## [Task requirements]
Copy down every line where the string "platform" shows up.

## [Data records]
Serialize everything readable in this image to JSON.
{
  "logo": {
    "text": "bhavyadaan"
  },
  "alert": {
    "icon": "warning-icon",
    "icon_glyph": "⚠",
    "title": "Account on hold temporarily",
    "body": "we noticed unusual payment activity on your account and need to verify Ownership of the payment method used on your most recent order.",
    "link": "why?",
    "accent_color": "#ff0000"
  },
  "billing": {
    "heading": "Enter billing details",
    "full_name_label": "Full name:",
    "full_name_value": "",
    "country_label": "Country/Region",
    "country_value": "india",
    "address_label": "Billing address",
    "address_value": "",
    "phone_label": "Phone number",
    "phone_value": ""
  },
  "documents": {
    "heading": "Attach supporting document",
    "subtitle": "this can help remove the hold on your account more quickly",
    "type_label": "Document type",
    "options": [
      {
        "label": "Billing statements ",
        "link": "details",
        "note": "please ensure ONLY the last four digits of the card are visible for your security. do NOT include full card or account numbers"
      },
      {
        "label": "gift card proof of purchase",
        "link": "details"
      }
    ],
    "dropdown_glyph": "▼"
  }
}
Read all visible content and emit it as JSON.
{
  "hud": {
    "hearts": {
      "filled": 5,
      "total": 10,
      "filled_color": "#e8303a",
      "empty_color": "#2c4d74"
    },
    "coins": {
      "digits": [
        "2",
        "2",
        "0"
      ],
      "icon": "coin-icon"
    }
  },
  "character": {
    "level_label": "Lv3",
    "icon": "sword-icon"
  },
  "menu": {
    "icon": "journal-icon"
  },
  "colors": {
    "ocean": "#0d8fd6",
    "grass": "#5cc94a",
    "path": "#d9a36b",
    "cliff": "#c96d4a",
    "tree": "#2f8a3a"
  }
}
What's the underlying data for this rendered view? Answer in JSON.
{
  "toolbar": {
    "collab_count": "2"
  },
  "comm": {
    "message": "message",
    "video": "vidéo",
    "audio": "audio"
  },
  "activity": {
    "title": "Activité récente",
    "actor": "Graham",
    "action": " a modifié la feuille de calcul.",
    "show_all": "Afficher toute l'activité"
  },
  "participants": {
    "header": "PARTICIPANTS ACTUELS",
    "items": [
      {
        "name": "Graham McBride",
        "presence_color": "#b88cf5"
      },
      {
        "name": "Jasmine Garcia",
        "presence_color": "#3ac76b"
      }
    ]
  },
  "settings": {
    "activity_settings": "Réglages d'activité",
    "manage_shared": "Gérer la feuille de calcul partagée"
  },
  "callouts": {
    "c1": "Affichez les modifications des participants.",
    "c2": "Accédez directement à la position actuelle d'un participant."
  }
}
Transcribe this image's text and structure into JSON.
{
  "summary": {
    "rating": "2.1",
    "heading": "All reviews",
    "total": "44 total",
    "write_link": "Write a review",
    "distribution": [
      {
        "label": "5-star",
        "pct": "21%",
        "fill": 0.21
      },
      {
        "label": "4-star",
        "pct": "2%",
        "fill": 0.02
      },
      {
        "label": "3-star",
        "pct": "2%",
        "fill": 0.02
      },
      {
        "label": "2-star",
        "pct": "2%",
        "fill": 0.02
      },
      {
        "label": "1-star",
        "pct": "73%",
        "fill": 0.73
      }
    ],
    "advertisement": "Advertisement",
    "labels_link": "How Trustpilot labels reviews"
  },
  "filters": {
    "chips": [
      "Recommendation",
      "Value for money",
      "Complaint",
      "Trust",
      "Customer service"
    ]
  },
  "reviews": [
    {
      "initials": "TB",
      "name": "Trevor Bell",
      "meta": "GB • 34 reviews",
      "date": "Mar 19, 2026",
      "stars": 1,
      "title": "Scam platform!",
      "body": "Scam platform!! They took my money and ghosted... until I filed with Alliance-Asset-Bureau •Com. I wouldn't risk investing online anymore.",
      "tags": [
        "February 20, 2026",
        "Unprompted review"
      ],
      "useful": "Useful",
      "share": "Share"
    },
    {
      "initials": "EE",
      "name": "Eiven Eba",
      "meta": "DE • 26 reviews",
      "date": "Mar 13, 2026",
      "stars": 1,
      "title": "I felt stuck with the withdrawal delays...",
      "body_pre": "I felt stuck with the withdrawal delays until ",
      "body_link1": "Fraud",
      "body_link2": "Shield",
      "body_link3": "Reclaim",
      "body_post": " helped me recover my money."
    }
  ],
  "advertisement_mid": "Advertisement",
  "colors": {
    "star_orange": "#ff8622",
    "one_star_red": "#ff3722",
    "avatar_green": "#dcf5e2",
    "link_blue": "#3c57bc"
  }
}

## [Worked answer]
      "title": "Scam platform!",
      "body": "Scam platform!! They took my money and ghosted... until I filed with Alliance-Asset-Bureau •Com. I wouldn't risk investing online anymore.",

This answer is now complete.